- [The request]:
Answer these questions using the text on choosing an injection mold partner.
(a) Which injection molder does the text name as an example of one with Design for Manufacturability expertise?
(b) What does that expertise mean, according to the text?
(c) Which materials does the text list as the most common in tooling?

- [Text excerpt]:
--
Find the Right Injection Mold Partner

There are many injection mold tooling partners to choose from so it is imperative that you do your research to identify the right one! Below are a few topics to discuss with potential sourcing partners:

  • Tooling options and experience: look for a sourcing partner that offers a broad range of tooling options; the right sourcing partner will have extensive experience with the various tooling and material options offered. Also, you need to partner with an injection molder, such as Crescent Industries, who has Design for Manufacturability expertise; this simply means the tool design and manufacturing teams are integrated to allow manufacturability issues to be identified and addressed during the design process instead of after the tool is fabricated – saving significant tooling development time and cost!
  • Materials: There are many different materials that can be used in the tooling process depending on the type of tool required, as well as the timing required. The most common materials used in tooling include: aluminum, steel, cast iron, carbides, and composites (REN). Certain supply partners specialize in the different material types, so it’s important to know what your potential supply base is capable of, and also what they specialize in.
--
[Records from a collection]
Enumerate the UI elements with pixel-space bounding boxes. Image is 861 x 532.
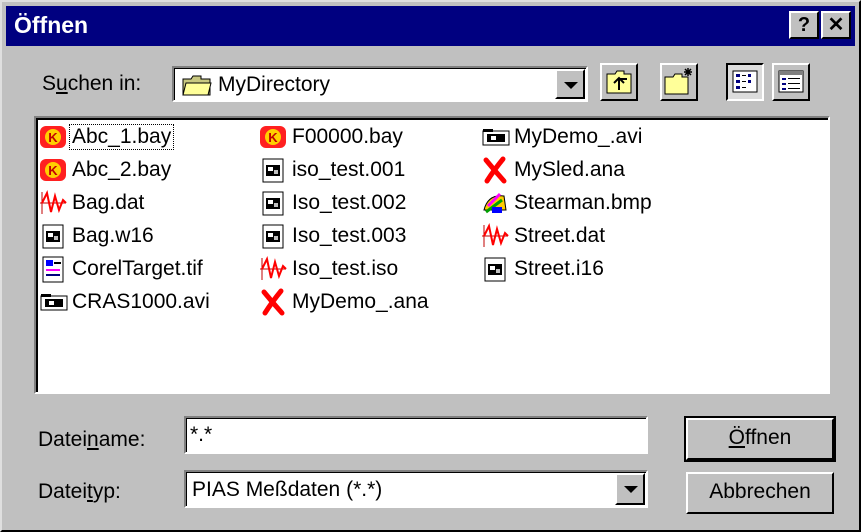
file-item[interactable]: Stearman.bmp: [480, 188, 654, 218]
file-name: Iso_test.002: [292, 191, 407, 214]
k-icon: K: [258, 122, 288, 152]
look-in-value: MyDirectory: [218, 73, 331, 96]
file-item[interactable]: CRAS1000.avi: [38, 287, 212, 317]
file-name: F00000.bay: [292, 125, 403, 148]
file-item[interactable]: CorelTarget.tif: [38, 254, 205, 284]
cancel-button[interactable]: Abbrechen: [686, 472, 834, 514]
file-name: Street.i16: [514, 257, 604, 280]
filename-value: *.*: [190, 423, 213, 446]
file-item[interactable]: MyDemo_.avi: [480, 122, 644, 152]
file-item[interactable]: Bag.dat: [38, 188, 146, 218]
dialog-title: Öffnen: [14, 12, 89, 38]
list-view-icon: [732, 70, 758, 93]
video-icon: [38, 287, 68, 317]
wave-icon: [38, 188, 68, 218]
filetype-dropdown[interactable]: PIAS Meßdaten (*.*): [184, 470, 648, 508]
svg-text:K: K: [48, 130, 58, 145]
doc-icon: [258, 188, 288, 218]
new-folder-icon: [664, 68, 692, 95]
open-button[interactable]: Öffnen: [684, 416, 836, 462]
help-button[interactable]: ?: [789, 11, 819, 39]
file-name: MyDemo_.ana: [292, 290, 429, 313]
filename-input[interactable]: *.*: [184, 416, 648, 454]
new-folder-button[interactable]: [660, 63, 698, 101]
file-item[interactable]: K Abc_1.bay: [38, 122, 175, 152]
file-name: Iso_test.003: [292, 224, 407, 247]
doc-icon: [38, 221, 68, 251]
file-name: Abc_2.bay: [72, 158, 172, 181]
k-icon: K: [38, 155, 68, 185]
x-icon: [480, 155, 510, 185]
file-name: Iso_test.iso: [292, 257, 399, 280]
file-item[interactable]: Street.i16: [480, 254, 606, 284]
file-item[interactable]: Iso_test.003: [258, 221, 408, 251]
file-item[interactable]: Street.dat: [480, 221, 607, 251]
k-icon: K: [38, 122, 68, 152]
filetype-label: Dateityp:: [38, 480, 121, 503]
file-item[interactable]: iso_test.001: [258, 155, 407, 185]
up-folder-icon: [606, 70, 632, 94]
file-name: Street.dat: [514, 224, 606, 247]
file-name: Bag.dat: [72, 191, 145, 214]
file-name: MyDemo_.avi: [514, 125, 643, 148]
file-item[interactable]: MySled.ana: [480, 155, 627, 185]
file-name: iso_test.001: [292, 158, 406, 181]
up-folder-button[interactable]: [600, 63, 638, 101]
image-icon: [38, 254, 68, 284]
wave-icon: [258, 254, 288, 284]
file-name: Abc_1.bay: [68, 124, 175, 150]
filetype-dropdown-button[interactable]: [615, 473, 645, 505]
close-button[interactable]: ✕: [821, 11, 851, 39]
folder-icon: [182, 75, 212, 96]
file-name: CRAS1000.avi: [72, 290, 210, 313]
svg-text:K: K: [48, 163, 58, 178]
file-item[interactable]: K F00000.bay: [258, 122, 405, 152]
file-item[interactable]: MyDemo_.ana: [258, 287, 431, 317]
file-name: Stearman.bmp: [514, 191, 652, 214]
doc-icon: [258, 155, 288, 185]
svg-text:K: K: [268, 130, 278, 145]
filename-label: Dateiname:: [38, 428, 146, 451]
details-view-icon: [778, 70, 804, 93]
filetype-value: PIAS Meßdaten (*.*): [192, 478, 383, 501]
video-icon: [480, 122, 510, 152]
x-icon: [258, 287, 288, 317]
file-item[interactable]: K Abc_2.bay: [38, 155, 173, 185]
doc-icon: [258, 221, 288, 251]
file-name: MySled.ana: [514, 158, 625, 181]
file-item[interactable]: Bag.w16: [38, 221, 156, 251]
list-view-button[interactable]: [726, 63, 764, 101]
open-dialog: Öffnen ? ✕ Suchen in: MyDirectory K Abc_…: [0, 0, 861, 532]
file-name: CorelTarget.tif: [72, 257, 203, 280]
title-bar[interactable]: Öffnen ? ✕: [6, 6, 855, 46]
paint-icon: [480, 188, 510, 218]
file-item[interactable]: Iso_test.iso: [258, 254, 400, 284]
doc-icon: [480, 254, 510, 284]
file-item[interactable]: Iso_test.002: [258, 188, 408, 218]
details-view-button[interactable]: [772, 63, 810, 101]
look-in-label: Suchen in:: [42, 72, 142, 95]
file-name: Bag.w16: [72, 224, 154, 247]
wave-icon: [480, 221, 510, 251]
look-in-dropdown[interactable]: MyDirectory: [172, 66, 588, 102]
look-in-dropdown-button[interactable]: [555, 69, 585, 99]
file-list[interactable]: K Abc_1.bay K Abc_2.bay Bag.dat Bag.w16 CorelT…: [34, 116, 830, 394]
--
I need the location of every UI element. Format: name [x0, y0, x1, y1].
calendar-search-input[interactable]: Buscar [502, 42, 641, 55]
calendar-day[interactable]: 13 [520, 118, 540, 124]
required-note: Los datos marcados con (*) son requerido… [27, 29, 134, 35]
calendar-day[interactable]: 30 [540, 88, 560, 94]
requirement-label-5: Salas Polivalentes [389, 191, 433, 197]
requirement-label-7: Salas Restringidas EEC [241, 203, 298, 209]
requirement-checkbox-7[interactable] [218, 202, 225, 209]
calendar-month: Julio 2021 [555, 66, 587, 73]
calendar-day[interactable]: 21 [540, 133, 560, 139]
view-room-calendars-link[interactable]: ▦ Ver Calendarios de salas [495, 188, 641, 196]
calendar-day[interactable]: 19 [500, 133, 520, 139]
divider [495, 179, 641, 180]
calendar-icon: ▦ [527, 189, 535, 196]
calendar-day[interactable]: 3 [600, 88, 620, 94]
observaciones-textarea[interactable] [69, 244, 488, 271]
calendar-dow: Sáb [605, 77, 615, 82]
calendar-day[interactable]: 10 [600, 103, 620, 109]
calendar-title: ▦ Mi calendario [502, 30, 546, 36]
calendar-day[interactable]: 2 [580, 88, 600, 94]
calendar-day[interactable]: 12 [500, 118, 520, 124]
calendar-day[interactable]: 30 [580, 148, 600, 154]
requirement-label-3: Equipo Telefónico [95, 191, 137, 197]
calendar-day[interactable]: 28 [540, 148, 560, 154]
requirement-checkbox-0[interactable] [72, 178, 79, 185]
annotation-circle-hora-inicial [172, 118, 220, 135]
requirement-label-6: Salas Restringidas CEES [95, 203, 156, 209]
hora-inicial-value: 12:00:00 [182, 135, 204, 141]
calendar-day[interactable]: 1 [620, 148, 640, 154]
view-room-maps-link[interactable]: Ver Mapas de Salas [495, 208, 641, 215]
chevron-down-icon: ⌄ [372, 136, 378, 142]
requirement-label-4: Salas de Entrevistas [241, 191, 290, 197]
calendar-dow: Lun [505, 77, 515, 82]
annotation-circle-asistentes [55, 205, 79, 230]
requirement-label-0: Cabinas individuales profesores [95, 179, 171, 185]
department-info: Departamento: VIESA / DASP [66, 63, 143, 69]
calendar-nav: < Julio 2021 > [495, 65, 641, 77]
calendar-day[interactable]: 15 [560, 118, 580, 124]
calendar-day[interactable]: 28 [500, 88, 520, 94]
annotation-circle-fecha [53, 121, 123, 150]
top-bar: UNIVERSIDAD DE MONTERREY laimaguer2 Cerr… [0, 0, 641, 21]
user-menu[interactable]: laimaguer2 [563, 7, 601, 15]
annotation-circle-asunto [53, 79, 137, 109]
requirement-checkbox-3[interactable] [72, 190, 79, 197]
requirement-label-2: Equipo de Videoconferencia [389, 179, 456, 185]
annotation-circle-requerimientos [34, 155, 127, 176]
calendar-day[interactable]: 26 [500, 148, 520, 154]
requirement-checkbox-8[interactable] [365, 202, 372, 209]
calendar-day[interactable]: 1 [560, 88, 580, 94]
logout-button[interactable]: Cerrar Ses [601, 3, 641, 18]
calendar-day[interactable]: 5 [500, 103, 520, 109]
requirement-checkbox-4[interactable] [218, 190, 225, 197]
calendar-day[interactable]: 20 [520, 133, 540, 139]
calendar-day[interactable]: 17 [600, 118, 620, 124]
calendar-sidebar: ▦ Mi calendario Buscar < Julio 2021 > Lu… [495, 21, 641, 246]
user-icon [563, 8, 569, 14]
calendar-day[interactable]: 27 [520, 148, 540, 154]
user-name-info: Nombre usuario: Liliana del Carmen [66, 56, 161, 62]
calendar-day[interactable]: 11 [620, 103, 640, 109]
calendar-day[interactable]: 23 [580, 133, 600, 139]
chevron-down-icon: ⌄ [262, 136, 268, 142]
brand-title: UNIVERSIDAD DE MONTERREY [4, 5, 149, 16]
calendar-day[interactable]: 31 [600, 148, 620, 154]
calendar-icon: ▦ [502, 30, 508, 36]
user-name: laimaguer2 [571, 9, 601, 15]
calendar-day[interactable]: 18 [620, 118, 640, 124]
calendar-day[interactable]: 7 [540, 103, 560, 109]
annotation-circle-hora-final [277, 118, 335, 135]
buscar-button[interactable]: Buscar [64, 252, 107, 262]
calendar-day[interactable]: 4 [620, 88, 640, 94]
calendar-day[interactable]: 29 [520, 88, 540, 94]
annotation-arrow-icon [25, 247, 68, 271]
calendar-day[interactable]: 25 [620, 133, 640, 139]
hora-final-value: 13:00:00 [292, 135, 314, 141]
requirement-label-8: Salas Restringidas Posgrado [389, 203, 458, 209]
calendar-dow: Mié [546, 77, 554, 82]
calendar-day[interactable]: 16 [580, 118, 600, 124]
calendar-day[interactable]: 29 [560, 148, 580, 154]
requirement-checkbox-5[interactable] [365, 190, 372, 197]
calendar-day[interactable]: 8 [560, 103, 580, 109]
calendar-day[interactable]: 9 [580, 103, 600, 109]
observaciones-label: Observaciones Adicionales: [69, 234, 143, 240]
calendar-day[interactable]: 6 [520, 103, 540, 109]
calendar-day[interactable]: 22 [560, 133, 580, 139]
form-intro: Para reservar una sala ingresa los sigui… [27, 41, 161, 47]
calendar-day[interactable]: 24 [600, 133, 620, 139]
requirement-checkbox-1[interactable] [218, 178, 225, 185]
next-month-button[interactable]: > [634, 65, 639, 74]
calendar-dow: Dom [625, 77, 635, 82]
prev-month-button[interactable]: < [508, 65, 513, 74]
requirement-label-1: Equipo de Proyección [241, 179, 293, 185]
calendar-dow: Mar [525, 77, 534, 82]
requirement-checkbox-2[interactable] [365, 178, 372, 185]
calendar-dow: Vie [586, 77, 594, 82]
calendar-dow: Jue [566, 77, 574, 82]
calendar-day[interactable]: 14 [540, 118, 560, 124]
--
- [Final answer]:
(a) Crescent Industries.
(b) The tool design and manufacturing teams are integrated, so manufacturability issues can be identified and addressed during the design process instead of after the tool is fabricated.
(c) Aluminum, steel, cast iron, carbides, and composites (REN).